▸ **Challenge**
Write out every record in full, exactly as written, please.

====== Supplied data

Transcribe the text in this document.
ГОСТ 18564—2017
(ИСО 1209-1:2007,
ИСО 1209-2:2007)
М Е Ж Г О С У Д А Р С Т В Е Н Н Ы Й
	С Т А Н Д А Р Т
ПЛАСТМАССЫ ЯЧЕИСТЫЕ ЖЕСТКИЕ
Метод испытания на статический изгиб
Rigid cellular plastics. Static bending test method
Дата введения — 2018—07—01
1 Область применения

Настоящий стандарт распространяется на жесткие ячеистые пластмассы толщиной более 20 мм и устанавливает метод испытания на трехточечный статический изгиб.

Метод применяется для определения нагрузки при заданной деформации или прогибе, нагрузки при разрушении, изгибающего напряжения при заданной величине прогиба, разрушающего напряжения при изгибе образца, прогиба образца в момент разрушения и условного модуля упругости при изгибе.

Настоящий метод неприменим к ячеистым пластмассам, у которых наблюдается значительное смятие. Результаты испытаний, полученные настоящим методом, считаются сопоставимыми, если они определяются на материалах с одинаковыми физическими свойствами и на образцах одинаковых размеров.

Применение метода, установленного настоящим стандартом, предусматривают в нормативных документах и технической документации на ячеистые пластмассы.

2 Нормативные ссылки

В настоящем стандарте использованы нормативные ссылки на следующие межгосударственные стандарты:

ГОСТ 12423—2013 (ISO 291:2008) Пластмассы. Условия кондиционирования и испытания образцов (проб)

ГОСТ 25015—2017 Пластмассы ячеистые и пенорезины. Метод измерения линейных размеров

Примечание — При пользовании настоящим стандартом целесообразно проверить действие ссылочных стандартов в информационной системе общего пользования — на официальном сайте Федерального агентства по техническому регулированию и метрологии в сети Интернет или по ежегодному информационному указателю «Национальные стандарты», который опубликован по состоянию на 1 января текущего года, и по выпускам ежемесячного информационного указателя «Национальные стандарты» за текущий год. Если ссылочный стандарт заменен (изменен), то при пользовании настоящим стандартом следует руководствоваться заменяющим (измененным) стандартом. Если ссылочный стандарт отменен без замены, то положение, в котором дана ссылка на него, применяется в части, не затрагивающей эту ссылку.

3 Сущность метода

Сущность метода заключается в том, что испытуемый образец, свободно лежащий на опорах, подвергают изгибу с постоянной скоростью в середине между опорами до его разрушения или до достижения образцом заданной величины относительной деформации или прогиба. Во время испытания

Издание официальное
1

============

▸ **Exercise output**
Transcribe the text in this document.
ГОСТ 18564—2017
(ИСО 1209-1:2007,
ИСО 1209-2:2007)
М Е Ж Г О С У Д А Р С Т В Е Н Н Ы Й
	С Т А Н Д А Р Т
ПЛАСТМАССЫ ЯЧЕИСТЫЕ ЖЕСТКИЕ
Метод испытания на статический изгиб
Rigid cellular plastics. Static bending test method
Дата введения — 2018—07—01
1 Область применения

Настоящий стандарт распространяется на жесткие ячеистые пластмассы толщиной более 20 мм и устанавливает метод испытания на трехточечный статический изгиб.

Метод применяется для определения нагрузки при заданной деформации или прогибе, нагрузки при разрушении, изгибающего напряжения при заданной величине прогиба, разрушающего напряжения при изгибе образца, прогиба образца в момент разрушения и условного модуля упругости при изгибе.

Настоящий метод неприменим к ячеистым пластмассам, у которых наблюдается значительное смятие. Результаты испытаний, полученные настоящим методом, считаются сопоставимыми, если они определяются на материалах с одинаковыми физическими свойствами и на образцах одинаковых размеров.

Применение метода, установленного настоящим стандартом, предусматривают в нормативных документах и технической документации на ячеистые пластмассы.

2 Нормативные ссылки

В настоящем стандарте использованы нормативные ссылки на следующие межгосударственные стандарты:

ГОСТ 12423—2013 (ISO 291:2008) Пластмассы. Условия кондиционирования и испытания образцов (проб)

ГОСТ 25015—2017 Пластмассы ячеистые и пенорезины. Метод измерения линейных размеров

Примечание — При пользовании настоящим стандартом целесообразно проверить действие ссылочных стандартов в информационной системе общего пользования — на официальном сайте Федерального агентства по техническому регулированию и метрологии в сети Интернет или по ежегодному информационному указателю «Национальные стандарты», который опубликован по состоянию на 1 января текущего года, и по выпускам ежемесячного информационного указателя «Национальные стандарты» за текущий год. Если ссылочный стандарт заменен (изменен), то при пользовании настоящим стандартом следует руководствоваться заменяющим (измененным) стандартом. Если ссылочный стандарт отменен без замены, то положение, в котором дана ссылка на него, применяется в части, не затрагивающей эту ссылку.

3 Сущность метода

Сущность метода заключается в том, что испытуемый образец, свободно лежащий на опорах, подвергают изгибу с постоянной скоростью в середине между опорами до его разрушения или до достижения образцом заданной величины относительной деформации или прогиба. Во время испытания

Издание официальное
1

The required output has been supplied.